++++ Records

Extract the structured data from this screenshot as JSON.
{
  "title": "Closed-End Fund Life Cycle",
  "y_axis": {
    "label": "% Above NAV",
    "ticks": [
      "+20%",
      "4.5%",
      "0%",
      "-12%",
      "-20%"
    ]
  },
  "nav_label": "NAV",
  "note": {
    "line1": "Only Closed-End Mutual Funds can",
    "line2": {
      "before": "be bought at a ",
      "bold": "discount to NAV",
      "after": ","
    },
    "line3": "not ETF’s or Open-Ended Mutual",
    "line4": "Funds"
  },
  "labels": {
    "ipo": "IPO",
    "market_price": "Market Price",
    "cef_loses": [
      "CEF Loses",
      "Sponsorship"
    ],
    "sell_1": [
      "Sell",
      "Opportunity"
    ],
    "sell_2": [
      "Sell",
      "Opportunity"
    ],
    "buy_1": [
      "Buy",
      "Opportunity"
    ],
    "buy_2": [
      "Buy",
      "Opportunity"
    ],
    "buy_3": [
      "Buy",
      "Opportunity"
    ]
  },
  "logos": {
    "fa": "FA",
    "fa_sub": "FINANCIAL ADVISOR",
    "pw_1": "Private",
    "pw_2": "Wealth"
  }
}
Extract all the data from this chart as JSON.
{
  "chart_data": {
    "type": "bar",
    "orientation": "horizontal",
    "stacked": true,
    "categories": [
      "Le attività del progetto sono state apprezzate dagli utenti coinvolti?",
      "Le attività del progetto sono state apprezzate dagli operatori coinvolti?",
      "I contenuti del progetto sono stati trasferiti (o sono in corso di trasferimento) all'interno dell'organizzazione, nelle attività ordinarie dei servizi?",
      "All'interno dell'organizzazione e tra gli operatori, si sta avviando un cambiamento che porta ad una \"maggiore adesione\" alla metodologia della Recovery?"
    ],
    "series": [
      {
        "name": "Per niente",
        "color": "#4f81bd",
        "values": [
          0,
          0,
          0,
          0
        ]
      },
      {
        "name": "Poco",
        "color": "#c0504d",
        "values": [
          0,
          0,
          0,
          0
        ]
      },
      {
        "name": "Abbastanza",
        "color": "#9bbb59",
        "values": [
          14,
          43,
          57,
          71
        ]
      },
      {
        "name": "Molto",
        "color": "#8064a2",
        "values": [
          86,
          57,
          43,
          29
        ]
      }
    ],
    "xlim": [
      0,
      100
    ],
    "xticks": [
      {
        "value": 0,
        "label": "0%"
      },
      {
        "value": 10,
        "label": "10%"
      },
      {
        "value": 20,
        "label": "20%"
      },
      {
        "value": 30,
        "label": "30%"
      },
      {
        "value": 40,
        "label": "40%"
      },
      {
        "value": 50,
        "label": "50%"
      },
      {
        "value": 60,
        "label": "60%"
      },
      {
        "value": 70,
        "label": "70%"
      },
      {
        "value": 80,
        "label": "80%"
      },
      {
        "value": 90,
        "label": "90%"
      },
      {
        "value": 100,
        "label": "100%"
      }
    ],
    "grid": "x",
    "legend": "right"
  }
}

++++++++

**Work to do**
Which lines in the data above contain "name"? Show each one.

**Solution to this exercise**
        "name": "Per niente",
        "name": "Poco",
        "name": "Abbastanza",
        "name": "Molto",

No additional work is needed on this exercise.